#### Goal:
Filter the items below and copy out each line that contains the string "main".
== Data extract ==
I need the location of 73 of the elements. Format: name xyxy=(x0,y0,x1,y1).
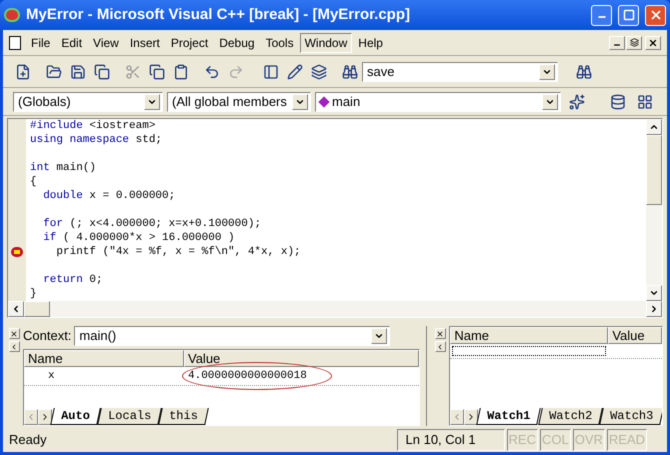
scroll-right-button[interactable] xyxy=(464,409,478,425)
menu-item[interactable]: Help xyxy=(353,32,388,52)
member-combo[interactable]: main xyxy=(315,92,561,112)
cursor-position: Ln 10, Col 1 xyxy=(396,429,505,451)
code-line: return 0; xyxy=(42,273,103,287)
menu-item[interactable]: View xyxy=(88,32,124,52)
menu-item[interactable]: Tools xyxy=(260,32,299,52)
restore-button[interactable] xyxy=(626,36,642,50)
app-icon xyxy=(4,8,20,22)
close-button[interactable] xyxy=(8,328,20,339)
code-line: printf ("4x = %f, x = %f\n", 4*x, x); xyxy=(55,245,301,259)
close-icon xyxy=(10,330,18,338)
maximize-icon xyxy=(622,9,634,21)
filter-combo[interactable]: (All global members xyxy=(167,92,311,112)
scroll-left-button[interactable] xyxy=(8,301,24,317)
code-line: if ( 4.000000*x > 16.000000 ) xyxy=(42,231,235,245)
code-line: } xyxy=(30,287,37,301)
scroll-right-button[interactable] xyxy=(646,301,662,317)
dropdown-button[interactable] xyxy=(539,64,555,80)
code-line: int main() xyxy=(30,161,96,175)
scroll-thumb[interactable] xyxy=(646,135,662,205)
dropdown-button[interactable] xyxy=(371,328,388,344)
context-combo[interactable]: main() xyxy=(74,326,390,346)
class-combo[interactable]: (Globals) xyxy=(13,92,163,112)
code-line: for (; x<4.000000; x=x+0.100000); xyxy=(42,217,262,231)
menu-item[interactable]: Insert xyxy=(124,32,165,52)
maximize-button[interactable] xyxy=(618,4,639,26)
menu-item[interactable]: Edit xyxy=(56,32,88,52)
panel-tab[interactable]: Locals xyxy=(97,408,162,425)
minimize-button[interactable] xyxy=(609,36,625,50)
column-header[interactable]: Value xyxy=(608,327,662,344)
code-line: double x = 0.000000; xyxy=(42,189,176,203)
menu-item[interactable]: File xyxy=(26,32,56,52)
close-icon xyxy=(648,8,662,22)
column-header[interactable]: Value xyxy=(184,350,420,367)
menu-item[interactable]: Project xyxy=(166,32,214,52)
menu-item[interactable]: Window xyxy=(300,32,352,52)
close-icon xyxy=(436,330,444,338)
collapse-button[interactable] xyxy=(434,341,446,352)
window-title: MyError - Microsoft Visual C++ [break] - [MyError.cpp] xyxy=(26,4,411,25)
scroll-up-button[interactable] xyxy=(646,119,662,135)
find-combo[interactable]: save xyxy=(362,62,558,82)
vertical-scrollbar[interactable] xyxy=(646,119,662,301)
close-icon xyxy=(648,38,658,48)
scroll-thumb[interactable] xyxy=(24,301,50,317)
table-cell-text: x xyxy=(47,368,56,384)
panel-tab[interactable]: Auto xyxy=(50,408,101,425)
code-line: using namespace std; xyxy=(30,133,162,147)
table-cell: 4.0000000000000018 xyxy=(188,370,307,382)
column-header[interactable]: Name xyxy=(24,350,184,367)
close-button[interactable] xyxy=(645,36,661,50)
panel-tab[interactable]: this xyxy=(158,408,209,425)
column-header[interactable]: Name xyxy=(450,327,608,344)
scroll-right-button[interactable] xyxy=(38,409,52,425)
horizontal-scrollbar[interactable] xyxy=(8,301,662,317)
menu-item[interactable]: Debug xyxy=(214,32,260,52)
code-line: #include <iostream> xyxy=(30,119,156,133)
context-label: Context: xyxy=(23,327,72,346)
panel-tab[interactable]: Watch3 xyxy=(598,408,662,425)
collapse-button[interactable] xyxy=(8,341,20,352)
caret-icon xyxy=(374,331,384,341)
dropdown-button[interactable] xyxy=(144,94,160,110)
panel-tab[interactable]: Watch2 xyxy=(538,408,603,425)
document-icon xyxy=(9,36,21,50)
watch-entry-field[interactable] xyxy=(452,346,606,356)
dropdown-button[interactable] xyxy=(292,94,308,110)
scroll-down-button[interactable] xyxy=(646,285,662,301)
panel-tab[interactable]: Watch1 xyxy=(476,408,542,425)
current-line-arrow-icon xyxy=(11,247,23,257)
close-button[interactable] xyxy=(434,328,446,339)
code-line: { xyxy=(30,175,37,189)
status-message: Ready xyxy=(9,431,48,450)
dropdown-button[interactable] xyxy=(542,94,558,110)
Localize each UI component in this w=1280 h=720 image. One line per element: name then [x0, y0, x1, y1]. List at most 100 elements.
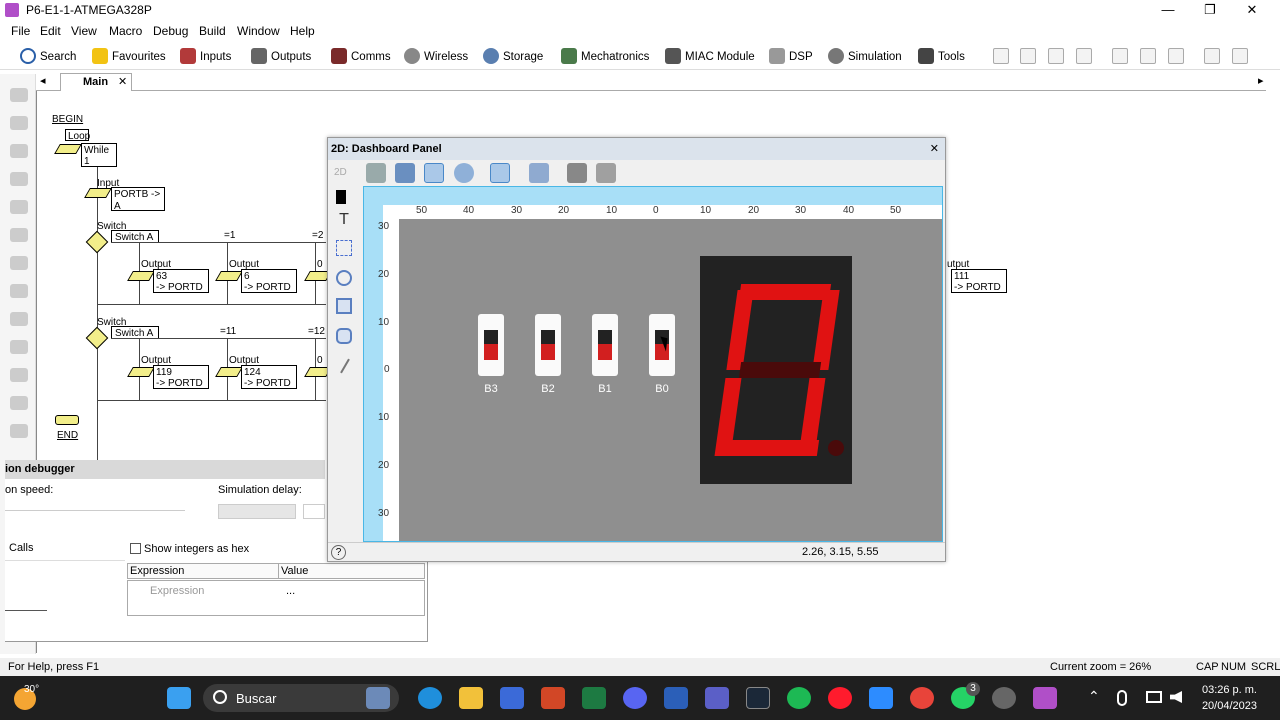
===
#### Answer to the exercise:
member-combo[interactable]: main xyxy=(315,92,561,112)
code-line: int main() xyxy=(30,161,96,175)
context-combo[interactable]: main() xyxy=(74,326,390,346)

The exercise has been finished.